§ **Coordinate annotation entries**
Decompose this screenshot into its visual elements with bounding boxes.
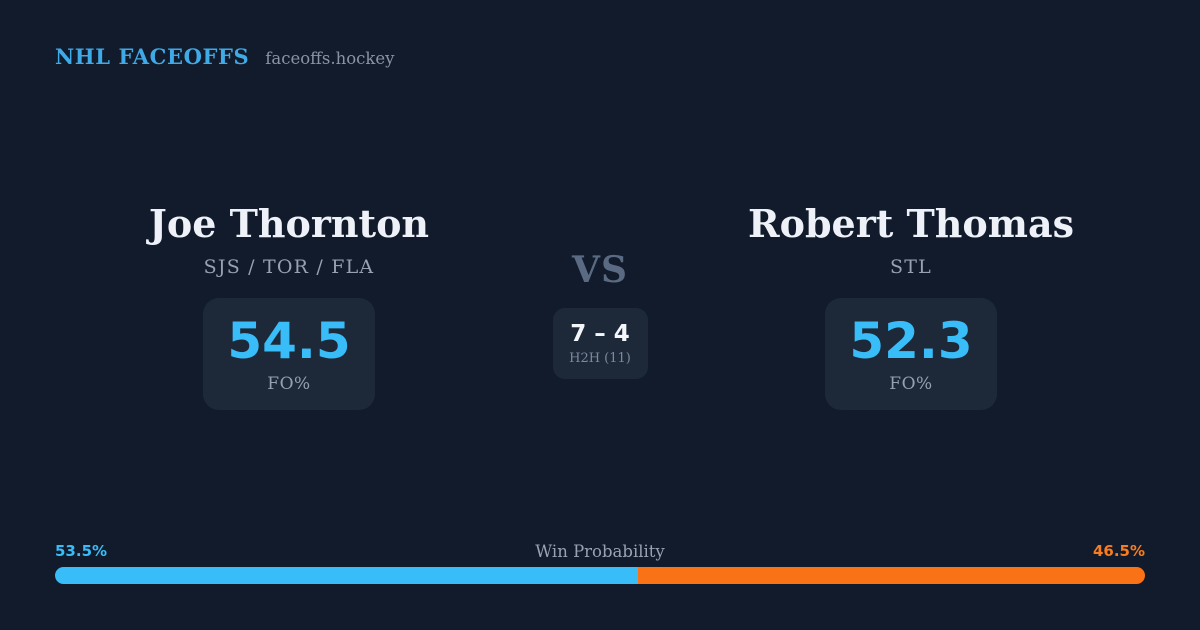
win-probability-bar bbox=[55, 567, 1145, 584]
brand-site-url: faceoffs.hockey bbox=[265, 49, 395, 68]
win-probability-left-pct: 53.5% bbox=[55, 542, 108, 560]
player-left-faceoff-pct: 54.5 bbox=[227, 311, 351, 370]
player-left-teams: SJS / TOR / FLA bbox=[203, 256, 375, 278]
player-right-column: Robert Thomas STL 52.3 FO% bbox=[711, 205, 1111, 410]
win-probability-right-pct: 46.5% bbox=[1092, 542, 1145, 560]
player-left-name: Joe Thornton bbox=[148, 201, 430, 246]
win-bar-right-segment bbox=[638, 567, 1145, 584]
player-left-stat-card: 54.5 FO% bbox=[203, 298, 375, 410]
brand-title: NHL FACEOFFS bbox=[55, 44, 250, 69]
h2h-card: 7 – 4 H2H (11) bbox=[552, 308, 648, 379]
header: NHL FACEOFFS faceoffs.hockey bbox=[55, 44, 395, 69]
player-right-name: Robert Thomas bbox=[748, 201, 1074, 246]
h2h-label: H2H (11) bbox=[569, 350, 631, 366]
h2h-score: 7 – 4 bbox=[570, 320, 630, 347]
player-left-stat-label: FO% bbox=[267, 373, 311, 394]
win-probability-labels: 53.5% Win Probability 46.5% bbox=[55, 542, 1145, 562]
matchup-center-column: VS 7 – 4 H2H (11) bbox=[500, 252, 700, 379]
player-left-column: Joe Thornton SJS / TOR / FLA 54.5 FO% bbox=[89, 205, 489, 410]
win-probability-title: Win Probability bbox=[535, 542, 665, 561]
player-right-faceoff-pct: 52.3 bbox=[849, 311, 973, 370]
player-right-teams: STL bbox=[890, 256, 932, 278]
win-bar-left-segment bbox=[55, 567, 639, 584]
vs-label: VS bbox=[572, 249, 628, 291]
player-right-stat-card: 52.3 FO% bbox=[825, 298, 997, 410]
player-right-stat-label: FO% bbox=[889, 373, 933, 394]
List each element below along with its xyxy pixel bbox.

§ **Task prompt**
Copy the part of the entries that opens with the line containing "win-probability-bar bbox=[55, 567, 1145, 584]" and closes with the line containing "matchup-center-column: VS 7", swapping "FO%" for "FOW%" and changing nothing else.

§ **Reply to the exercise**
win-probability-bar bbox=[55, 567, 1145, 584]
brand-site-url: faceoffs.hockey bbox=[265, 49, 395, 68]
win-probability-left-pct: 53.5% bbox=[55, 542, 108, 560]
player-left-faceoff-pct: 54.5 bbox=[227, 311, 351, 370]
player-left-teams: SJS / TOR / FLA bbox=[203, 256, 375, 278]
player-right-column: Robert Thomas STL 52.3 FOW% bbox=[711, 205, 1111, 410]
win-probability-right-pct: 46.5% bbox=[1092, 542, 1145, 560]
player-left-name: Joe Thornton bbox=[148, 201, 430, 246]
win-bar-right-segment bbox=[638, 567, 1145, 584]
player-left-stat-card: 54.5 FOW% bbox=[203, 298, 375, 410]
brand-title: NHL FACEOFFS bbox=[55, 44, 250, 69]
h2h-card: 7 – 4 H2H (11) bbox=[552, 308, 648, 379]
header: NHL FACEOFFS faceoffs.hockey bbox=[55, 44, 395, 69]
player-right-name: Robert Thomas bbox=[748, 201, 1074, 246]
h2h-label: H2H (11) bbox=[569, 350, 631, 366]
h2h-score: 7 – 4 bbox=[570, 320, 630, 347]
player-left-stat-label: FOW% bbox=[267, 373, 311, 394]
win-probability-labels: 53.5% Win Probability 46.5% bbox=[55, 542, 1145, 562]
matchup-center-column: VS 7 – 4 H2H (11) bbox=[500, 252, 700, 379]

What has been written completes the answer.